> [THE REQUEST] Print the entries verbatim, leaving out the images they contain.

> [EXTRACTED ENTRIES]
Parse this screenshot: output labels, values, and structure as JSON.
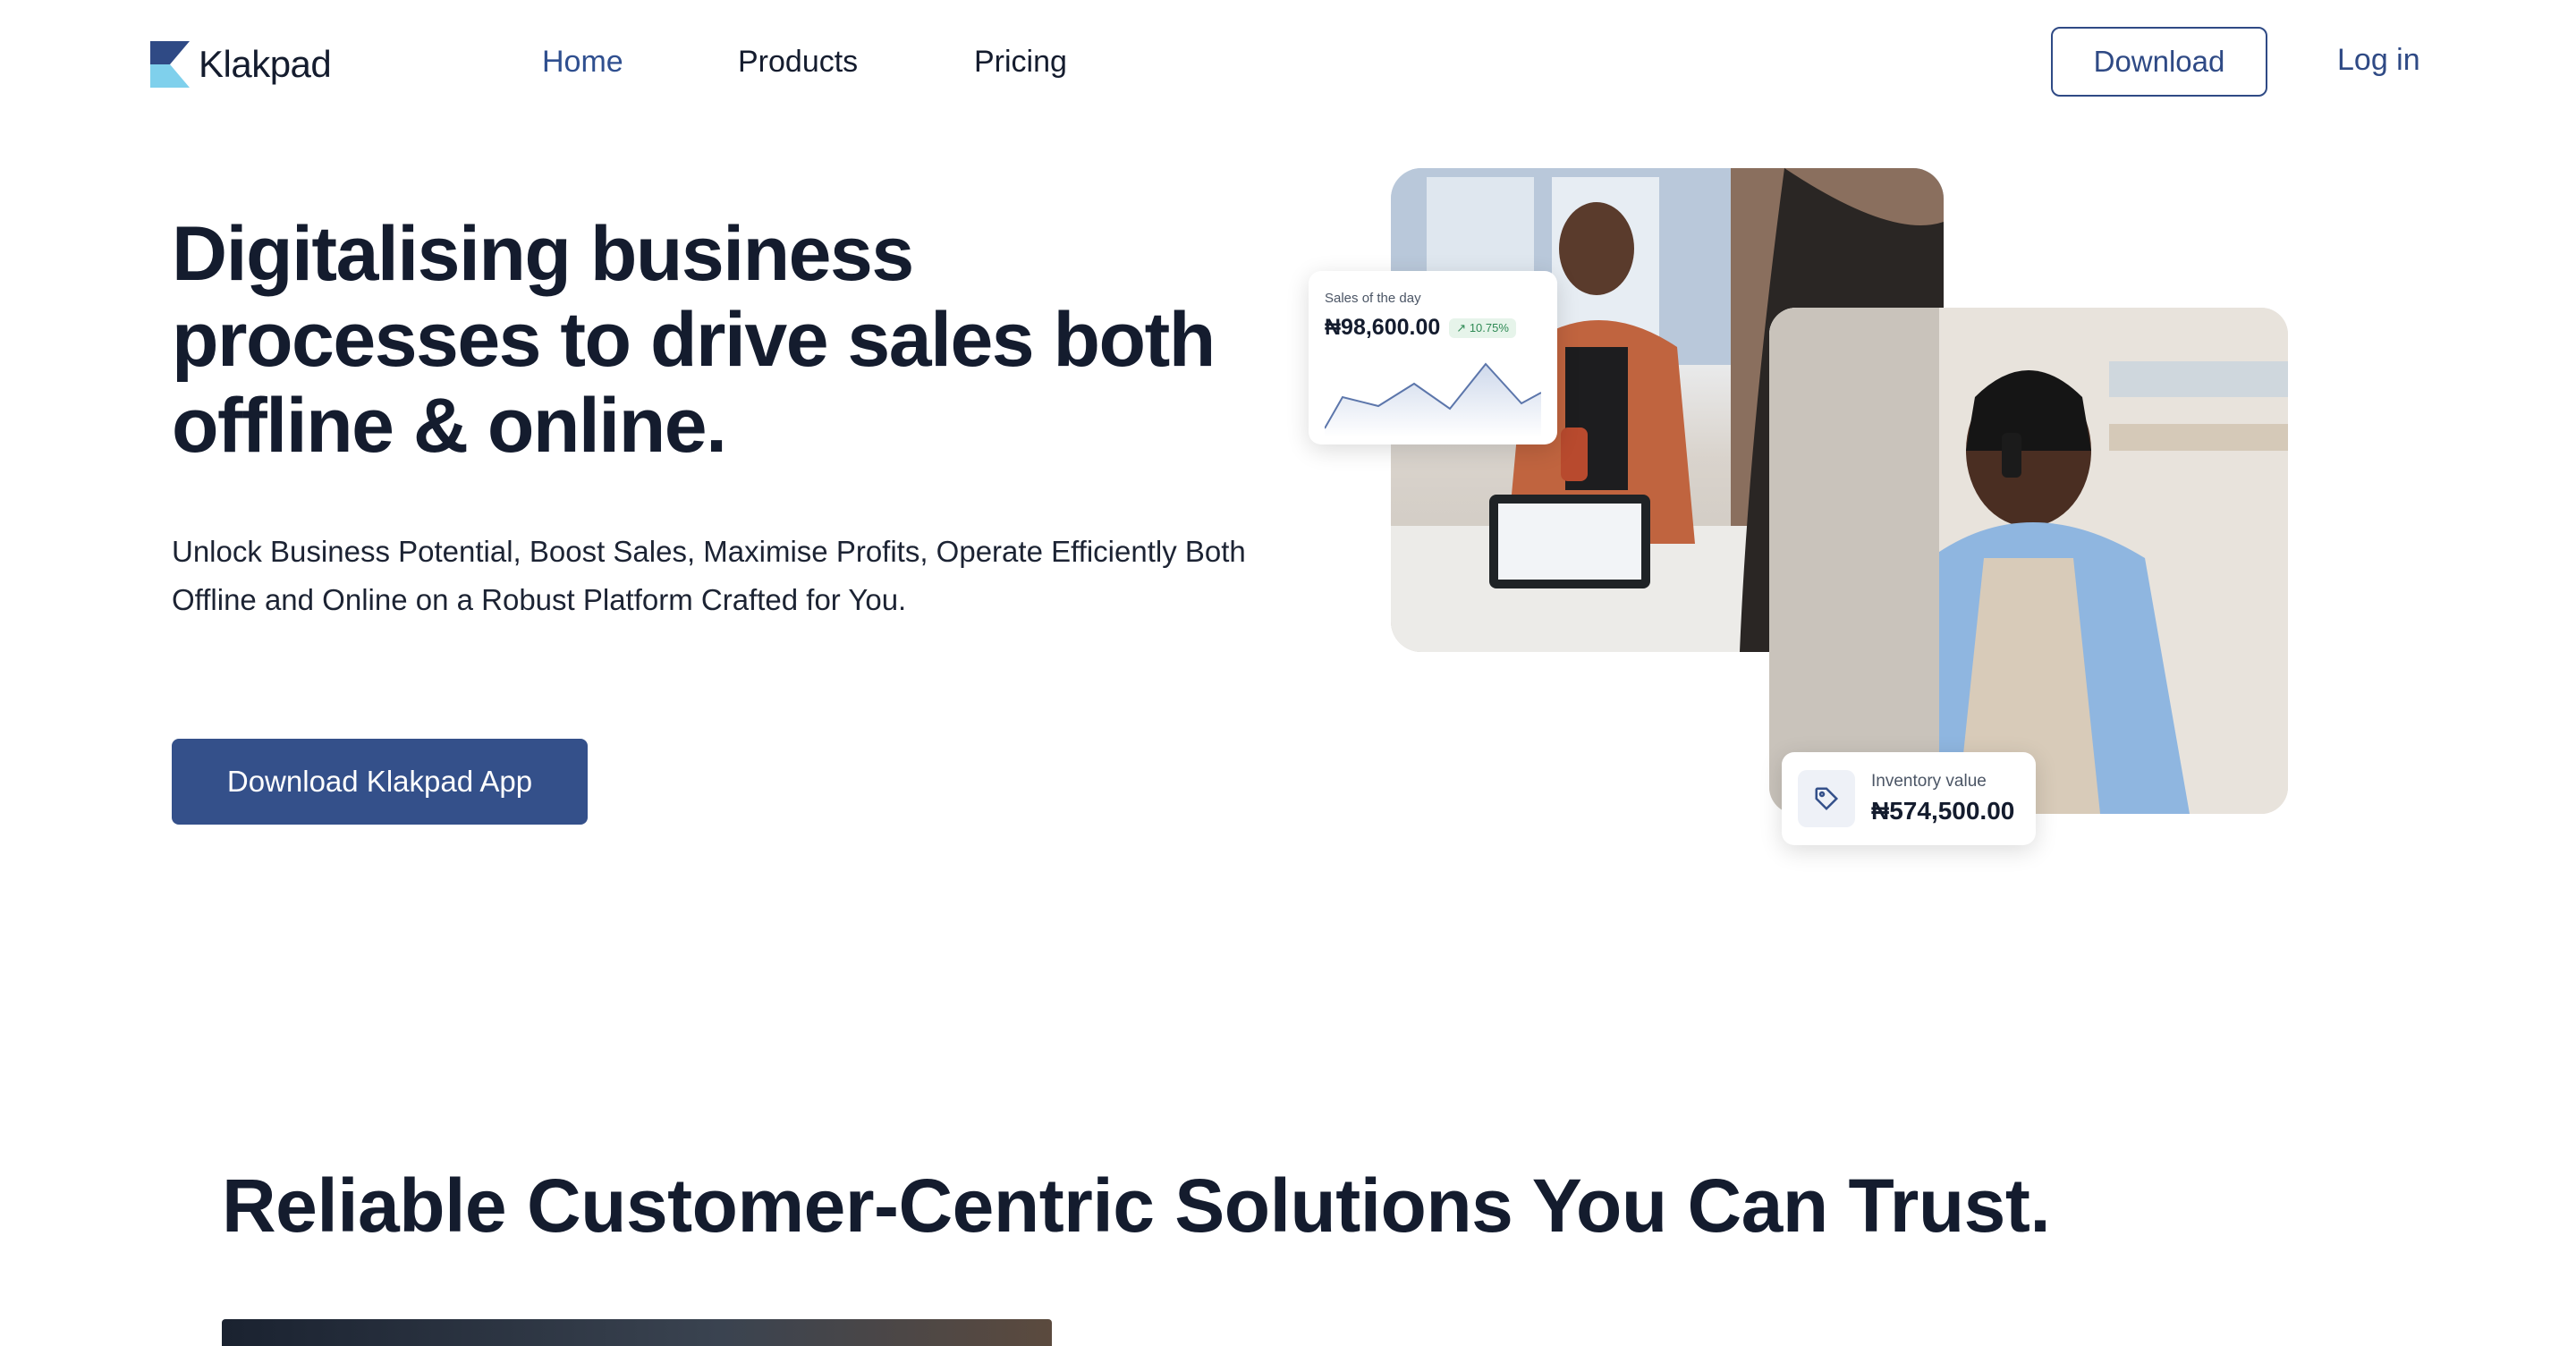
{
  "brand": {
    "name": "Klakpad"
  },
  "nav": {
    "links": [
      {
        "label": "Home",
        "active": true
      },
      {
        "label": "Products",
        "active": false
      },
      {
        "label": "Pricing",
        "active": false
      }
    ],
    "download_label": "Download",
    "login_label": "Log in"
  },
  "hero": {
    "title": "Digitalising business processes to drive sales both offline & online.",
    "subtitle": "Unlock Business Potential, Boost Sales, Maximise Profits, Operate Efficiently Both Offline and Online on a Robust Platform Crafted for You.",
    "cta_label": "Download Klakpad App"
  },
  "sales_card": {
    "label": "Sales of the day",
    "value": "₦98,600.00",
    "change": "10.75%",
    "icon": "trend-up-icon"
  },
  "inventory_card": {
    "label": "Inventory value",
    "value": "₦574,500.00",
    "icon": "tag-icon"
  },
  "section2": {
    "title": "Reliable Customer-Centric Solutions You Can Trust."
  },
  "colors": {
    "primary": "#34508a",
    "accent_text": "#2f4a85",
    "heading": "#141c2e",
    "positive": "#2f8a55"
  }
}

> [FINAL RESULT]
Parse this screenshot: output labels, values, and structure as JSON.
{
  "brand": {
    "name": "Klakpad"
  },
  "nav": {
    "links": [
      {
        "label": "Home",
        "active": true
      },
      {
        "label": "Products",
        "active": false
      },
      {
        "label": "Pricing",
        "active": false
      }
    ],
    "download_label": "Download",
    "login_label": "Log in"
  },
  "hero": {
    "title": "Digitalising business processes to drive sales both offline & online.",
    "subtitle": "Unlock Business Potential, Boost Sales, Maximise Profits, Operate Efficiently Both Offline and Online on a Robust Platform Crafted for You.",
    "cta_label": "Download Klakpad App"
  },
  "sales_card": {
    "label": "Sales of the day",
    "value": "₦98,600.00",
    "change": "10.75%",
    "icon": "trend-up-icon"
  },
  "inventory_card": {
    "label": "Inventory value",
    "value": "₦574,500.00",
    "icon": "tag-icon"
  },
  "section2": {
    "title": "Reliable Customer-Centric Solutions You Can Trust."
  },
  "colors": {
    "primary": "#34508a",
    "accent_text": "#2f4a85",
    "heading": "#141c2e",
    "positive": "#2f8a55"
  }
}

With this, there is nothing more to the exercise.